- _Input_
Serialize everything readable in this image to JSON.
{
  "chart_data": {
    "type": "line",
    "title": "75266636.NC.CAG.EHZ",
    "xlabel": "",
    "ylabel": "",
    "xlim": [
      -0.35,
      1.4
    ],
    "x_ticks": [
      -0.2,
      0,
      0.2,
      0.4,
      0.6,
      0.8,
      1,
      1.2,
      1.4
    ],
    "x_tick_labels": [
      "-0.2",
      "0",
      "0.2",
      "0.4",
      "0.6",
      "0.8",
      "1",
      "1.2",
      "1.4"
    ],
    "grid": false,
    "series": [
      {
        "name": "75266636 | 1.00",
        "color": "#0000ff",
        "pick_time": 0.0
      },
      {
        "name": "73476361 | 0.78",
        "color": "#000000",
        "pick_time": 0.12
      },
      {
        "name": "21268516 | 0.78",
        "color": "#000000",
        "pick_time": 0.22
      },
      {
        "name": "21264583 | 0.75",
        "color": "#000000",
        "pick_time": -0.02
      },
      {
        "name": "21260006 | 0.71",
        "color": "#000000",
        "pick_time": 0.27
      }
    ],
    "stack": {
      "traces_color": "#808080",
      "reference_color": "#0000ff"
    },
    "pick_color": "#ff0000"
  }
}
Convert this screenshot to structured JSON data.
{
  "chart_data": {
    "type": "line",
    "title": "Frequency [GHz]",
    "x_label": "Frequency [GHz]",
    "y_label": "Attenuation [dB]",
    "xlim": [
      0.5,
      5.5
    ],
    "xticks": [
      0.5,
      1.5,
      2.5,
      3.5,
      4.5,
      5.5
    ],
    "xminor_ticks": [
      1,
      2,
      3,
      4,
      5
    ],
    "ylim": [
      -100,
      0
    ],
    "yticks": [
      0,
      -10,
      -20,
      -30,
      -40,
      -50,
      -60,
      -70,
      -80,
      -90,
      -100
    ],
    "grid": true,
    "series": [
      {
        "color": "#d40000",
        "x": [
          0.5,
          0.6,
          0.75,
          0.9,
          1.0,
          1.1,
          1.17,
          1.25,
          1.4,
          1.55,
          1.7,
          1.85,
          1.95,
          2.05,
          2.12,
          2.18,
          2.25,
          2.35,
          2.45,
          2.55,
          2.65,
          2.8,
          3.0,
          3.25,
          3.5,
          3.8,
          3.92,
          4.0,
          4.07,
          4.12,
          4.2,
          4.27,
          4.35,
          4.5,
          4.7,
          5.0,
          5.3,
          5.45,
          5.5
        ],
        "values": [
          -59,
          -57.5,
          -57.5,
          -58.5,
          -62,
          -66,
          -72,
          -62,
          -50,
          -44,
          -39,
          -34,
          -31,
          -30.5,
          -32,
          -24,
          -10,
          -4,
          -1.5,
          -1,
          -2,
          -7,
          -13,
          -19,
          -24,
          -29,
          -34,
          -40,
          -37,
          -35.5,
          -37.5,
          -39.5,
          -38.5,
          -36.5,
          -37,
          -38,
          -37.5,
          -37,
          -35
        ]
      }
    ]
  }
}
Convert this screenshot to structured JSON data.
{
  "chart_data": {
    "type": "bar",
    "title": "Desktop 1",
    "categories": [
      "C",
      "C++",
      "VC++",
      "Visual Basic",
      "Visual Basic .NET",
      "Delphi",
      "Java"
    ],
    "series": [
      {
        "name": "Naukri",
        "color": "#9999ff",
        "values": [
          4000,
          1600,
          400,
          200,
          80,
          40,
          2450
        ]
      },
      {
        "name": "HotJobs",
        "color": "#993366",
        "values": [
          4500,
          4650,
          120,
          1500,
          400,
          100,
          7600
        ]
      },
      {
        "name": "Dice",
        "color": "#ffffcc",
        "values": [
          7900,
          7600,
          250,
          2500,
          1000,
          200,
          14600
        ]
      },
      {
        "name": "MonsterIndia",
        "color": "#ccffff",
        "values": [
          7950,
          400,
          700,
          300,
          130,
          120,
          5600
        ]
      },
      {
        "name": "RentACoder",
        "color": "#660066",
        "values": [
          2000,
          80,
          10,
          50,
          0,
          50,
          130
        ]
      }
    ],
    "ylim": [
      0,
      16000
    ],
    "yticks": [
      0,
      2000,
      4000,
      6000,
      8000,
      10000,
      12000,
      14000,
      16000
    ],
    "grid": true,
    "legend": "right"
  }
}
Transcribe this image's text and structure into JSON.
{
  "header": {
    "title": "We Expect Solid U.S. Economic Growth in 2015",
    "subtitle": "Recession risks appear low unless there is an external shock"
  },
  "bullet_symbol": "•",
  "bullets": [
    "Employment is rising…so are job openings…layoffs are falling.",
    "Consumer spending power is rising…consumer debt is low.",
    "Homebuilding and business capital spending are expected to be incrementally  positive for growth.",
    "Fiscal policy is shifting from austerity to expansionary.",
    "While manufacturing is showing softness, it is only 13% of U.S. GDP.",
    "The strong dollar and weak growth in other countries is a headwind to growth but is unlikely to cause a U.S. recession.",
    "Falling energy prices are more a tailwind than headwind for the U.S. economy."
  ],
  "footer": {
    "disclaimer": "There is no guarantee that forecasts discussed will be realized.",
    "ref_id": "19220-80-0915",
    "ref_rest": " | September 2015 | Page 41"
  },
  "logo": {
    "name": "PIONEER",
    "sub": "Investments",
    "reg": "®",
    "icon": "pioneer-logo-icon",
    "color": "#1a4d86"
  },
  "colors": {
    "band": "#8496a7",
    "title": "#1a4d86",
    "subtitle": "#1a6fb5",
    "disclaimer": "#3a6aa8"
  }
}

...

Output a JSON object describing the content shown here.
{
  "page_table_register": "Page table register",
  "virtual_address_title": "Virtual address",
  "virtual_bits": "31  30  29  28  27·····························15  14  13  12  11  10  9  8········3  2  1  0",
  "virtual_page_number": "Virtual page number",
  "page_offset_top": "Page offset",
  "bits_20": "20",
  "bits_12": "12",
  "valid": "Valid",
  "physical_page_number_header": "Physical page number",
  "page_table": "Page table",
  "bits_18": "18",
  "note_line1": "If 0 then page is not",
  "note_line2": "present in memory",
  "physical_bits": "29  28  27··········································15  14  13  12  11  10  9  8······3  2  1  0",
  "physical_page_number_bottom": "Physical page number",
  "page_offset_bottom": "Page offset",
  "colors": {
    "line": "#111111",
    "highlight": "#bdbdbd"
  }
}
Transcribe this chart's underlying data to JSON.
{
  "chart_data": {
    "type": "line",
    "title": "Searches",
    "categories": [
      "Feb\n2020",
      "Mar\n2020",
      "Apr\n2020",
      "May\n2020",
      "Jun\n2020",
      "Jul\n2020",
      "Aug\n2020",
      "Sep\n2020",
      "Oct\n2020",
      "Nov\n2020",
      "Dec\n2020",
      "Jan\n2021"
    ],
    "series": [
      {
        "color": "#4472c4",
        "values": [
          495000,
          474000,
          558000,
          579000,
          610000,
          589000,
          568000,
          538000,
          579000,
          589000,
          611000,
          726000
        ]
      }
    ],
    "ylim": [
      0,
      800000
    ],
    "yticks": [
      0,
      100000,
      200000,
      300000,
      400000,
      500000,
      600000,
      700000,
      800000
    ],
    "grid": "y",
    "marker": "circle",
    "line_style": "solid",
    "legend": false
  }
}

- _What needs to be done_
Above are records; say how many of their lines contain the word "image", giving only the number.

- _Reply to the task_
2